→ Task brief
Every line holding the string "signal" should be gathered.

→ Provided records
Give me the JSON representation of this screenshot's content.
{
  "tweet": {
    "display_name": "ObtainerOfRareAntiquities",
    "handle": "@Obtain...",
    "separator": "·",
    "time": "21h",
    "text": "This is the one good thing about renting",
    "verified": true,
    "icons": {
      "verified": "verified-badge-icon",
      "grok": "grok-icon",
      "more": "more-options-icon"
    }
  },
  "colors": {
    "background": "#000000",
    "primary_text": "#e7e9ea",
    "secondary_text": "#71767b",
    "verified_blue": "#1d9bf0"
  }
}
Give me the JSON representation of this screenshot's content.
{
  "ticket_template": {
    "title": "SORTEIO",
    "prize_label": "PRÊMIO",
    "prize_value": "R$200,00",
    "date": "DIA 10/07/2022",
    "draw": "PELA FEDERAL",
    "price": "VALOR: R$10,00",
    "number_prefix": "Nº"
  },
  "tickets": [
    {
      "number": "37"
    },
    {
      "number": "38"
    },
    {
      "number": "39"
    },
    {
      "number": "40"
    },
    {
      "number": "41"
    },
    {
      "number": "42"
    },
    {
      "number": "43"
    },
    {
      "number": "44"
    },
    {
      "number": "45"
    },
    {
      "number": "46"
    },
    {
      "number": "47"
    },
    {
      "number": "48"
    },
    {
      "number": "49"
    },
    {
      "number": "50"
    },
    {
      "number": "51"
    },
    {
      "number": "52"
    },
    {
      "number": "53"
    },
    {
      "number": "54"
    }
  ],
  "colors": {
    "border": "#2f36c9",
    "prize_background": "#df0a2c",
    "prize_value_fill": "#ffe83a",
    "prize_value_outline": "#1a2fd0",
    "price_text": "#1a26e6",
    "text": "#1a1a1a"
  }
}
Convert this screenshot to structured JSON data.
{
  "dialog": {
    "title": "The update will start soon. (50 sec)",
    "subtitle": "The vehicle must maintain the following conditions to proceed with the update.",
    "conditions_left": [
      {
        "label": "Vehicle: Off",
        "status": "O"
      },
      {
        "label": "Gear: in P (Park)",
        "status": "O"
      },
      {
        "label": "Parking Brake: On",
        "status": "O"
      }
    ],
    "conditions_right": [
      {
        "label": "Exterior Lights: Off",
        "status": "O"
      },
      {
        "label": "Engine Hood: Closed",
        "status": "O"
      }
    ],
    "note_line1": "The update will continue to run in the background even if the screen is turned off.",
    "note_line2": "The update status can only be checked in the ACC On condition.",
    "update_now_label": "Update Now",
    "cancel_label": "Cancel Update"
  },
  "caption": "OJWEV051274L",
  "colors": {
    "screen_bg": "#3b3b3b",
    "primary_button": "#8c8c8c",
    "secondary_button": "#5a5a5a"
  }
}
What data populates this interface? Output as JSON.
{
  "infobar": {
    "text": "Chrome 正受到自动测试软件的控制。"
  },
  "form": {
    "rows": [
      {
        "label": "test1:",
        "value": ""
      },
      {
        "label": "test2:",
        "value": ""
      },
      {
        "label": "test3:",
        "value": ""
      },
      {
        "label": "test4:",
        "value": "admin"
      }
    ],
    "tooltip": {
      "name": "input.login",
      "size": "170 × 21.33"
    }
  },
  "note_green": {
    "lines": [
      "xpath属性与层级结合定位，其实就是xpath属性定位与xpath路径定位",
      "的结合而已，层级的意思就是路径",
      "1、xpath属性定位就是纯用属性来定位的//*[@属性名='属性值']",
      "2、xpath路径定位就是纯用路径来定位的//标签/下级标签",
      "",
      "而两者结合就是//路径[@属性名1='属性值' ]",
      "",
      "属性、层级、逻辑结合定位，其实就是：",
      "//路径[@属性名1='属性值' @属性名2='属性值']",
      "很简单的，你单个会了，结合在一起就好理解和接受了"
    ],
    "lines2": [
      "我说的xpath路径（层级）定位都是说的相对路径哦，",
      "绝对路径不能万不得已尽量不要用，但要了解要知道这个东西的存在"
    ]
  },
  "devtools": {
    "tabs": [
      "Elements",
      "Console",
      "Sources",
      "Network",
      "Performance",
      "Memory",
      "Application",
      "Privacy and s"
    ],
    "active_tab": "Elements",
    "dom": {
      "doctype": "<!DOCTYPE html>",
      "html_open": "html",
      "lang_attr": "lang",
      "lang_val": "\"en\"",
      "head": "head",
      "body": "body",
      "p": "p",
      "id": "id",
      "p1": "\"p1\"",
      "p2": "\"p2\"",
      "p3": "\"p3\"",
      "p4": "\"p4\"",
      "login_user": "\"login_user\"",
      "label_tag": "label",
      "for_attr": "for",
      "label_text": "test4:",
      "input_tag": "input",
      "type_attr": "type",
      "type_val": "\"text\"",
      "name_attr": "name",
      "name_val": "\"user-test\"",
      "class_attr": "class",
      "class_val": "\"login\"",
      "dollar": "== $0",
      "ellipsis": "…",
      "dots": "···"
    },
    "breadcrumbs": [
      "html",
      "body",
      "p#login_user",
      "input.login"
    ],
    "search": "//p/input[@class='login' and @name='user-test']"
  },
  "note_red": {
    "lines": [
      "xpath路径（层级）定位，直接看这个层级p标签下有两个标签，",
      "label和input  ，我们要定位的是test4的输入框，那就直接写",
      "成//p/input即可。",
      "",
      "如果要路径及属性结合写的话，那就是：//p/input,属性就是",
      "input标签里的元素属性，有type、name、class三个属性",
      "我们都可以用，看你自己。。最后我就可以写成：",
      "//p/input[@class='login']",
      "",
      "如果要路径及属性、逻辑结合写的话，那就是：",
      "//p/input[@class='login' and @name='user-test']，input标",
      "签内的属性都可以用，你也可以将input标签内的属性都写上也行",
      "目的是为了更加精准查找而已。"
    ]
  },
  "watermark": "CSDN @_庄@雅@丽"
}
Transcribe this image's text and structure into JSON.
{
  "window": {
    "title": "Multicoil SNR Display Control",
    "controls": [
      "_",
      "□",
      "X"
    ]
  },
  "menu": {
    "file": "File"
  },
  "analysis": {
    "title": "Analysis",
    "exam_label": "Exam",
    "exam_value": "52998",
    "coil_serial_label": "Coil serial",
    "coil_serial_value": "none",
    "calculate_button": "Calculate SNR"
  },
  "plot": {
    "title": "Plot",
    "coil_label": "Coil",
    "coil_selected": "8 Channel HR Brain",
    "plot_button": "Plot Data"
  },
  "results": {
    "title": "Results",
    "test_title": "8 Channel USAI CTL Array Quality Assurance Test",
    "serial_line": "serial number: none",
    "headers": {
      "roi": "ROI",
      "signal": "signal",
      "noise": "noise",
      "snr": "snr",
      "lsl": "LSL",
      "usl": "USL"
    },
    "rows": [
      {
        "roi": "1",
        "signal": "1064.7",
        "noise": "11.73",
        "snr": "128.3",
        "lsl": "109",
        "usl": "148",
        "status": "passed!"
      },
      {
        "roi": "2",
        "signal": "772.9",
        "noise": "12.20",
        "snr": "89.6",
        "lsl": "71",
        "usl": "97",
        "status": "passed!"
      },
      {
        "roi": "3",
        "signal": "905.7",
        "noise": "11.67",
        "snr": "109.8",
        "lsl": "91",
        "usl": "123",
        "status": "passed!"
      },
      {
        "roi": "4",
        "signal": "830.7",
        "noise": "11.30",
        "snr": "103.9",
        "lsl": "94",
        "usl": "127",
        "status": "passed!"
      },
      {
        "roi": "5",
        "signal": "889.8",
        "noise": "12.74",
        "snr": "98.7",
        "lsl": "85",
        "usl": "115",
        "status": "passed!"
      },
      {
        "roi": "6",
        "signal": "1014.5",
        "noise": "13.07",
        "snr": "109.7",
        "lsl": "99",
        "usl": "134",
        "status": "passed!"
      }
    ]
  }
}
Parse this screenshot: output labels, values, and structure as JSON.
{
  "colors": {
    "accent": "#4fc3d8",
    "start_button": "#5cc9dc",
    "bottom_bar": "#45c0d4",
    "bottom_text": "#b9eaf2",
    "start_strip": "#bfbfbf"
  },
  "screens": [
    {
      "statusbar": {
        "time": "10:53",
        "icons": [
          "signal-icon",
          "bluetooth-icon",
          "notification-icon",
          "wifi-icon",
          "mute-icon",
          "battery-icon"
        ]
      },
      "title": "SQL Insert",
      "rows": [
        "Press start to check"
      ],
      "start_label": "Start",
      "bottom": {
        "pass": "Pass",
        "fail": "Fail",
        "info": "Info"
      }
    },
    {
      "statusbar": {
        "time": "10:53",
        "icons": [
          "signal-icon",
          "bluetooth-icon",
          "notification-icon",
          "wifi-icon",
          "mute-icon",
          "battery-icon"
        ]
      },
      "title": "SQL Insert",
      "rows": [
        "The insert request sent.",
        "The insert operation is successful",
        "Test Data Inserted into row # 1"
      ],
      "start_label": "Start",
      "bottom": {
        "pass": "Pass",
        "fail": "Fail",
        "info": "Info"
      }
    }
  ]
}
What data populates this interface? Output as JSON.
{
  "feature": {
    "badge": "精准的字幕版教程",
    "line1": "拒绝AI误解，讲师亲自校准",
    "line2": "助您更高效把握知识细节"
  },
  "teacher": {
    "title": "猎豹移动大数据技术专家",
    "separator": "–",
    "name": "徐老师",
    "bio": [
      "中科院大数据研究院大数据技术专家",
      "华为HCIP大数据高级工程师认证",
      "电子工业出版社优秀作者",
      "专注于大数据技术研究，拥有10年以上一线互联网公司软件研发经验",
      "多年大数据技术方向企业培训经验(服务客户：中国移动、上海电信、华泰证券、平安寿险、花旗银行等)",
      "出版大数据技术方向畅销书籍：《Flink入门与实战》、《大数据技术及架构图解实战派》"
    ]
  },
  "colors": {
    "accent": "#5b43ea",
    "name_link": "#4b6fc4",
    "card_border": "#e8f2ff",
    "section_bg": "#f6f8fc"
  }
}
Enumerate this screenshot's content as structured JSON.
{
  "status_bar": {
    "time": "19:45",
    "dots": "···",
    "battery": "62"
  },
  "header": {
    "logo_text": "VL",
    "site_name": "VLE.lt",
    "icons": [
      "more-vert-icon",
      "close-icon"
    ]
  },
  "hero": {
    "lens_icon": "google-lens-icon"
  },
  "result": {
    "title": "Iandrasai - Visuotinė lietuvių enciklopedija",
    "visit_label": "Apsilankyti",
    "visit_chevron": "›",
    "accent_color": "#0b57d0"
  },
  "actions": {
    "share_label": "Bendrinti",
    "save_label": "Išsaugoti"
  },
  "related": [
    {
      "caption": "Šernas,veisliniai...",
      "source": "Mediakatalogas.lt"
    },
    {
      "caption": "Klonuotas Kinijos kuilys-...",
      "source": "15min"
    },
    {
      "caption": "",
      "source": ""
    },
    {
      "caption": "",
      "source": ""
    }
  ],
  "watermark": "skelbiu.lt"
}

→ Answer
      "signal": "signal",
        "signal": "1064.7",
        "signal": "772.9",
        "signal": "905.7",
        "signal": "830.7",
        "signal": "889.8",
        "signal": "1014.5",
          "signal-icon",
          "signal-icon",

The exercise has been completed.